Description of the task:
Return the full listing exactly as it is written.
::: Records for processing
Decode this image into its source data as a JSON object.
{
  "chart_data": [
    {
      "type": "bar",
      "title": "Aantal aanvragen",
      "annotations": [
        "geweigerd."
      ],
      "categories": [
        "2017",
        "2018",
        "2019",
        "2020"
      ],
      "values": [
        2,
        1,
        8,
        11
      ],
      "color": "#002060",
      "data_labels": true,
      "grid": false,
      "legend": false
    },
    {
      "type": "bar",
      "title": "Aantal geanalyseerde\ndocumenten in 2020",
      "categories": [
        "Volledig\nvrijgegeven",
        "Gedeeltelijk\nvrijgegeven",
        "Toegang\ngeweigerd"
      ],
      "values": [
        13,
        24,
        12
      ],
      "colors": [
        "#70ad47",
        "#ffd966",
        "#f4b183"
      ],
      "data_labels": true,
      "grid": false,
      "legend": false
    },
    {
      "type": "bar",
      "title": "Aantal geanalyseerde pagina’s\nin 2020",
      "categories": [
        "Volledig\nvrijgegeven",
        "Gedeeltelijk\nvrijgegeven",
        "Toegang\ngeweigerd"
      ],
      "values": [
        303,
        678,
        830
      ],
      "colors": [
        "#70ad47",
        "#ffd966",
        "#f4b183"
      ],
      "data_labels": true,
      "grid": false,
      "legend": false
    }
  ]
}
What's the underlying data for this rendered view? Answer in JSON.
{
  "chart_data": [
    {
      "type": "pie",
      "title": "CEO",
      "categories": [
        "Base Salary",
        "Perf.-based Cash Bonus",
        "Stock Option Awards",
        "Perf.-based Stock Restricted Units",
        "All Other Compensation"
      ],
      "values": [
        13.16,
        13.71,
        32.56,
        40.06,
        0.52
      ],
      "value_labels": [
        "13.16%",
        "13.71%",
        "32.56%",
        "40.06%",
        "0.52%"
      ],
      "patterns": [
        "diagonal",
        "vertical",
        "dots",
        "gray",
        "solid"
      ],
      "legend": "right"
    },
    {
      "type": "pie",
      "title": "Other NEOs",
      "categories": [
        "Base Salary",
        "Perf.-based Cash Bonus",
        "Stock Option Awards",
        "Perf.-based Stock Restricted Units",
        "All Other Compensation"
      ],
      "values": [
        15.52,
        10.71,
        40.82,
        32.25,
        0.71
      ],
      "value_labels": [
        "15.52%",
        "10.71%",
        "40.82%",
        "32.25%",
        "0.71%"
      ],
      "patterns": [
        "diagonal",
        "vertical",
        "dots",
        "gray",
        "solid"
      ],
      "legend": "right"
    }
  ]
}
::::::
Output of the task:
Decode this image into its source data as a JSON object.
{
  "chart_data": [
    {
      "type": "bar",
      "title": "Aantal aanvragen",
      "annotations": [
        "geweigerd."
      ],
      "categories": [
        "2017",
        "2018",
        "2019",
        "2020"
      ],
      "values": [
        2,
        1,
        8,
        11
      ],
      "color": "#002060",
      "data_labels": true,
      "grid": false,
      "legend": false
    },
    {
      "type": "bar",
      "title": "Aantal geanalyseerde\ndocumenten in 2020",
      "categories": [
        "Volledig\nvrijgegeven",
        "Gedeeltelijk\nvrijgegeven",
        "Toegang\ngeweigerd"
      ],
      "values": [
        13,
        24,
        12
      ],
      "colors": [
        "#70ad47",
        "#ffd966",
        "#f4b183"
      ],
      "data_labels": true,
      "grid": false,
      "legend": false
    },
    {
      "type": "bar",
      "title": "Aantal geanalyseerde pagina’s\nin 2020",
      "categories": [
        "Volledig\nvrijgegeven",
        "Gedeeltelijk\nvrijgegeven",
        "Toegang\ngeweigerd"
      ],
      "values": [
        303,
        678,
        830
      ],
      "colors": [
        "#70ad47",
        "#ffd966",
        "#f4b183"
      ],
      "data_labels": true,
      "grid": false,
      "legend": false
    }
  ]
}
What's the underlying data for this rendered view? Answer in JSON.
{
  "chart_data": [
    {
      "type": "pie",
      "title": "CEO",
      "categories": [
        "Base Salary",
        "Perf.-based Cash Bonus",
        "Stock Option Awards",
        "Perf.-based Stock Restricted Units",
        "All Other Compensation"
      ],
      "values": [
        13.16,
        13.71,
        32.56,
        40.06,
        0.52
      ],
      "value_labels": [
        "13.16%",
        "13.71%",
        "32.56%",
        "40.06%",
        "0.52%"
      ],
      "patterns": [
        "diagonal",
        "vertical",
        "dots",
        "gray",
        "solid"
      ],
      "legend": "right"
    },
    {
      "type": "pie",
      "title": "Other NEOs",
      "categories": [
        "Base Salary",
        "Perf.-based Cash Bonus",
        "Stock Option Awards",
        "Perf.-based Stock Restricted Units",
        "All Other Compensation"
      ],
      "values": [
        15.52,
        10.71,
        40.82,
        32.25,
        0.71
      ],
      "value_labels": [
        "15.52%",
        "10.71%",
        "40.82%",
        "32.25%",
        "0.71%"
      ],
      "patterns": [
        "diagonal",
        "vertical",
        "dots",
        "gray",
        "solid"
      ],
      "legend": "right"
    }
  ]
}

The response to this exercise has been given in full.